> **Dataset**:
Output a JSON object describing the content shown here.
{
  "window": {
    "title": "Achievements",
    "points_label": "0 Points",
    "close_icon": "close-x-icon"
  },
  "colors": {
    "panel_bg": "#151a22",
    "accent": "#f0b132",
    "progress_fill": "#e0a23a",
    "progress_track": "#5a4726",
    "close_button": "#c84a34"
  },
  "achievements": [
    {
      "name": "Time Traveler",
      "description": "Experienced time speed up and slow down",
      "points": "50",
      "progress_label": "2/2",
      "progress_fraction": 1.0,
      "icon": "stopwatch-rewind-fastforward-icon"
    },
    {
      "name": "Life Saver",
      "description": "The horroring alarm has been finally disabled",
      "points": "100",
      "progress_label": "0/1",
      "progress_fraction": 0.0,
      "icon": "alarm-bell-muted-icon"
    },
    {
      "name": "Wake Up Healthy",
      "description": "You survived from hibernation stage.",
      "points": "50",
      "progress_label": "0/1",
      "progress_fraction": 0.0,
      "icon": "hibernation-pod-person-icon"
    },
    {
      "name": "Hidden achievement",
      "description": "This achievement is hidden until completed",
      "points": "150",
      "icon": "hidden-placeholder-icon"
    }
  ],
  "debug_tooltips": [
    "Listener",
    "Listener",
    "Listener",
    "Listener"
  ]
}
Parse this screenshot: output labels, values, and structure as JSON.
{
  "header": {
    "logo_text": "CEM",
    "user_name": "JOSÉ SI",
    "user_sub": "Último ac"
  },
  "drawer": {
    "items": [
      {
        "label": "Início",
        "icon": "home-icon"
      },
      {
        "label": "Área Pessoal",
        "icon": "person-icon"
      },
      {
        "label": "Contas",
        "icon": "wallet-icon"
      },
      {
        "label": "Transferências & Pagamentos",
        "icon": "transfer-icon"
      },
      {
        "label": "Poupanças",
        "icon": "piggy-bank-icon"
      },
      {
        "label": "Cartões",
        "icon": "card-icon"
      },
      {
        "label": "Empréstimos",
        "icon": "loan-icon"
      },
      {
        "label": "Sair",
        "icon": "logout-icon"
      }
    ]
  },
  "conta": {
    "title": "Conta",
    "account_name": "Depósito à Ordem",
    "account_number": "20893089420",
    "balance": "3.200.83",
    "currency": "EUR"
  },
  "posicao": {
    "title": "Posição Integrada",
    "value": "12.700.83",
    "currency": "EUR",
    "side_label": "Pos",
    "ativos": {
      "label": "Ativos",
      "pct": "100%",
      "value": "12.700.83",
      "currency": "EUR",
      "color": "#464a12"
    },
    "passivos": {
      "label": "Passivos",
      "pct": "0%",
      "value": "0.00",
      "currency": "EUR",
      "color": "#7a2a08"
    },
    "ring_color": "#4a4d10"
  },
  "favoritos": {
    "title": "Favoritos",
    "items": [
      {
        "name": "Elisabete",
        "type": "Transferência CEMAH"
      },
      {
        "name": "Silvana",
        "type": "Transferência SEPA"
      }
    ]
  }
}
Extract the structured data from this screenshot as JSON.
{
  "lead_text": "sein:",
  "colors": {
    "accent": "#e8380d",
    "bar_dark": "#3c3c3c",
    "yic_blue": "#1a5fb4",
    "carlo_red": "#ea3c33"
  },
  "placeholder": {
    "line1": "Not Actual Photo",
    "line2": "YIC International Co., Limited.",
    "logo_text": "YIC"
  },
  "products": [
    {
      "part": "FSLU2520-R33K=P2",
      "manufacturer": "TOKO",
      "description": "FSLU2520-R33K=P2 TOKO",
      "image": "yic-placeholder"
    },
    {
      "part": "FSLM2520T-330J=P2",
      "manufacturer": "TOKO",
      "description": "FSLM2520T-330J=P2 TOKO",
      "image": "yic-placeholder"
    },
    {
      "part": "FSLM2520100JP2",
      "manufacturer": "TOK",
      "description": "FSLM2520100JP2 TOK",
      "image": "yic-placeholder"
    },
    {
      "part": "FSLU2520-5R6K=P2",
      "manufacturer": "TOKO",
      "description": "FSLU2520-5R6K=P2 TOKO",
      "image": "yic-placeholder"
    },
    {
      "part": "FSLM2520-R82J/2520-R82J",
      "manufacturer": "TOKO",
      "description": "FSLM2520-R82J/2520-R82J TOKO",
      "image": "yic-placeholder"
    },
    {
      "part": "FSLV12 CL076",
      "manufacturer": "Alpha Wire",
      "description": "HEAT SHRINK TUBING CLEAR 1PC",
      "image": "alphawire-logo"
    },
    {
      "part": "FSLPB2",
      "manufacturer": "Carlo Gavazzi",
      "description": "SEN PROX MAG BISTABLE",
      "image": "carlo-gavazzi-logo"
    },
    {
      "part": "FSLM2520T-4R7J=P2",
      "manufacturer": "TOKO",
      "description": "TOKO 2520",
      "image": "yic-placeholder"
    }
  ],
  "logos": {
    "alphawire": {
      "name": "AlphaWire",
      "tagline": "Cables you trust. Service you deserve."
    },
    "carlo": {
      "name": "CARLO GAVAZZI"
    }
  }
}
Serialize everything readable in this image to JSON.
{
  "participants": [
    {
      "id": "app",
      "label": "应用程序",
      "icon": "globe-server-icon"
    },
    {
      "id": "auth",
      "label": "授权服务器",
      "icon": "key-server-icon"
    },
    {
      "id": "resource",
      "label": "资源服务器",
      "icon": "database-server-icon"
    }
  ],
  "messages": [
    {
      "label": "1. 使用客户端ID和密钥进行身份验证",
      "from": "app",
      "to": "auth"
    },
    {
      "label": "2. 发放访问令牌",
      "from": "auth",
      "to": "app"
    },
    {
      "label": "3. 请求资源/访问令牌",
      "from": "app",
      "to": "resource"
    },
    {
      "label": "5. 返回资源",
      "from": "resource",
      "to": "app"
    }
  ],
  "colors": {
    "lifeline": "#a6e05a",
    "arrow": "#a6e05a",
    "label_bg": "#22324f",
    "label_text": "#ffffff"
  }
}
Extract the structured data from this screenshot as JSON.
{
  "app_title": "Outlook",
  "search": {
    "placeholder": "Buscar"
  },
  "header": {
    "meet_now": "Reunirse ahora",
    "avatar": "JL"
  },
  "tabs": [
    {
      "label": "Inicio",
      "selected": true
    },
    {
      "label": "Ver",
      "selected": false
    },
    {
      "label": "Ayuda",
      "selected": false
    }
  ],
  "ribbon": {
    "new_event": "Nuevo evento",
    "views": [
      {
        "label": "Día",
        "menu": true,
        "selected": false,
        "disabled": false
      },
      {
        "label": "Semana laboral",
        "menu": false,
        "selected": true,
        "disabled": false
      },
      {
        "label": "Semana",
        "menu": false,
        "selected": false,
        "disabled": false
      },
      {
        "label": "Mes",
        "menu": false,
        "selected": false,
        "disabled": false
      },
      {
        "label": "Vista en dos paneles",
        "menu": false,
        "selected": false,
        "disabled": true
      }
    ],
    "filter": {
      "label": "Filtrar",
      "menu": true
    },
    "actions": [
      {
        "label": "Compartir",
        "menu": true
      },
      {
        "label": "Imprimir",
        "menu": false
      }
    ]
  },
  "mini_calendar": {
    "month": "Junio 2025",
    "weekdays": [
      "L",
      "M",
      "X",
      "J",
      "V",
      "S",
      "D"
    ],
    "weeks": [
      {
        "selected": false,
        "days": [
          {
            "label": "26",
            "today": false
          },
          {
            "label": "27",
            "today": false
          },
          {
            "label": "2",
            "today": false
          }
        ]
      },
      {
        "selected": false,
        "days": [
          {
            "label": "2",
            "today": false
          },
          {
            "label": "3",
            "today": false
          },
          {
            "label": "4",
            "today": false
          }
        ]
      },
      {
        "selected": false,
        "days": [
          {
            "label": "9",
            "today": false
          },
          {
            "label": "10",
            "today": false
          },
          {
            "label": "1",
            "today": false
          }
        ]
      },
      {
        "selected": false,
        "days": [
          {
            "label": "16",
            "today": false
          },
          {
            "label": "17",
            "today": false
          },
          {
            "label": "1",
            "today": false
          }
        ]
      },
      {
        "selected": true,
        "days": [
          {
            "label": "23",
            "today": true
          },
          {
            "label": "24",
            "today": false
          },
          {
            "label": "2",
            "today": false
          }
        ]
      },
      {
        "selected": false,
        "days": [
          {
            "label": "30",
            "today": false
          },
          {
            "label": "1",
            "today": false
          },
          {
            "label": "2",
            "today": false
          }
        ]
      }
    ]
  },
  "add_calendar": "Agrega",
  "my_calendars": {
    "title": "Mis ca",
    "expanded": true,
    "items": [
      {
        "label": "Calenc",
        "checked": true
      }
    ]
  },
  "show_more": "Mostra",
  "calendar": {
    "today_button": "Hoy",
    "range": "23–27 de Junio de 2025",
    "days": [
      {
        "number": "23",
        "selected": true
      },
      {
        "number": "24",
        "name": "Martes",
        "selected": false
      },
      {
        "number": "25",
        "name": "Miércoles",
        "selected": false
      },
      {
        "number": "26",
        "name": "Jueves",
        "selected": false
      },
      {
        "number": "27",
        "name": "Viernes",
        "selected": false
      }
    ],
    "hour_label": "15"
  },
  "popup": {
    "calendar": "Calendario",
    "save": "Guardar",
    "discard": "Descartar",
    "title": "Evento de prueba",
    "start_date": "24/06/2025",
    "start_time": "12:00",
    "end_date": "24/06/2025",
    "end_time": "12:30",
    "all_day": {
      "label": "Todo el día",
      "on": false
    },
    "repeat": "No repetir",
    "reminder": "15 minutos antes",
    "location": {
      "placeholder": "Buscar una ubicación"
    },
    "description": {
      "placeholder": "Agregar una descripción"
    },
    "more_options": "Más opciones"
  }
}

> **Challenge**: Which lines hold the word "person"? Copy every one of them.

> **Written solution**:
      "icon": "hibernation-pod-person-icon"
        "icon": "person-icon"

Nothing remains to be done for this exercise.